(How to complete this task) Each line that holds the word "part" counts once; give the total for the records below and nothing else.

(Records to use)
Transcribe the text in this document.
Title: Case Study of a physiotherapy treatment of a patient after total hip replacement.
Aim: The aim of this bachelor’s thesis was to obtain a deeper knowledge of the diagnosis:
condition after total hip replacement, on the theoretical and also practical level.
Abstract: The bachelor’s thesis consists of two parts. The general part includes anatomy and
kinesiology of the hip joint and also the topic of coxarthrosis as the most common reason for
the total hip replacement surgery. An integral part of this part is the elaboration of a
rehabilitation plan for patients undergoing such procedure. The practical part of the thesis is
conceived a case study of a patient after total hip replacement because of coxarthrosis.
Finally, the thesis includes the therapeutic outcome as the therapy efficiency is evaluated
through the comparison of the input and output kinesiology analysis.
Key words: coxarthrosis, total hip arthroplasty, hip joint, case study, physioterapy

...

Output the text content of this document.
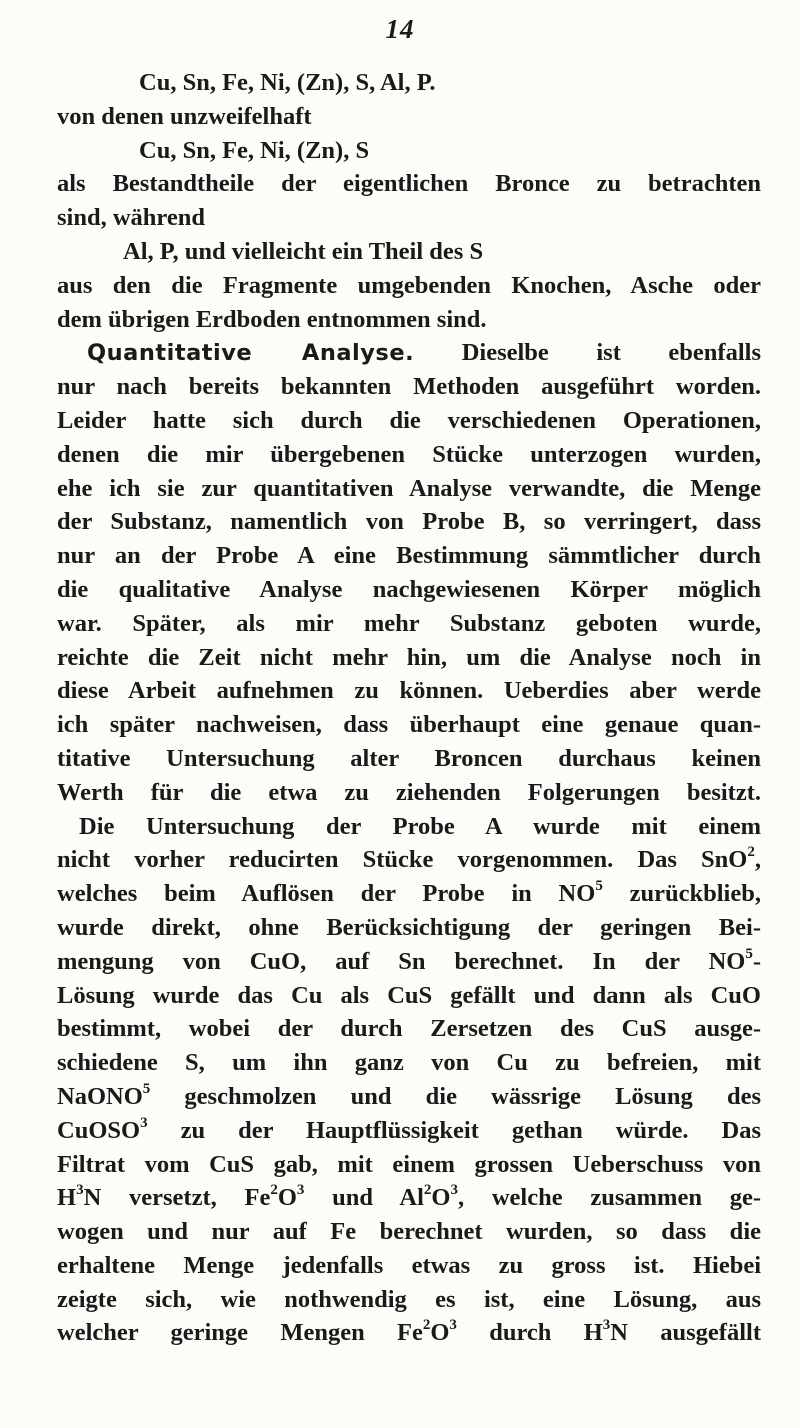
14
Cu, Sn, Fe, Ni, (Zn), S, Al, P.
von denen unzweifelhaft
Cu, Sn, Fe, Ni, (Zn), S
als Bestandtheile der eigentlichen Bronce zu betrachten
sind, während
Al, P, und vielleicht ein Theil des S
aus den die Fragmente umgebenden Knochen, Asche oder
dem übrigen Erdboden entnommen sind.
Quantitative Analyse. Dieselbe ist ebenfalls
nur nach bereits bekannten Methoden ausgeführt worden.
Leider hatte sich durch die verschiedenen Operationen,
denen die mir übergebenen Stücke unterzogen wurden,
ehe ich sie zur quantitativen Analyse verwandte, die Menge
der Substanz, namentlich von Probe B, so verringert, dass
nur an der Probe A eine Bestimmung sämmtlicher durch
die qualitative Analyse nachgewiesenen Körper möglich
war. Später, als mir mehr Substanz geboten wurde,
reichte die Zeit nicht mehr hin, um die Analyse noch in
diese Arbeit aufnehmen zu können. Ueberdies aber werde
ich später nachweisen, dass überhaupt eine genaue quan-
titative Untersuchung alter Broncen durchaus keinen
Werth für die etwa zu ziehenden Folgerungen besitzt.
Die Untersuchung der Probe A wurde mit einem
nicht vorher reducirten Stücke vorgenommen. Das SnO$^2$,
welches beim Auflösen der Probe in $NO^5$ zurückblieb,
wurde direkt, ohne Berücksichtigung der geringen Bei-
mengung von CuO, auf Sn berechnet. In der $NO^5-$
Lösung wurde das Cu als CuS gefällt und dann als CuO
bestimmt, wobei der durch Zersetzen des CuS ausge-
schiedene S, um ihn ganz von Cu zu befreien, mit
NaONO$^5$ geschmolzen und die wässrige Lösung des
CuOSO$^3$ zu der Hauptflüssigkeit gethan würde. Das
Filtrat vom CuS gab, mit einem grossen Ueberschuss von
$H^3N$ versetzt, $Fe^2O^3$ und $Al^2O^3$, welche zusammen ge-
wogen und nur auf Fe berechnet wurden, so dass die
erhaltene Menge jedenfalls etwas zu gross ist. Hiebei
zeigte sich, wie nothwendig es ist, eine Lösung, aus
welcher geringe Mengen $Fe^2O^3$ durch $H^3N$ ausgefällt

(Solved exercise) 3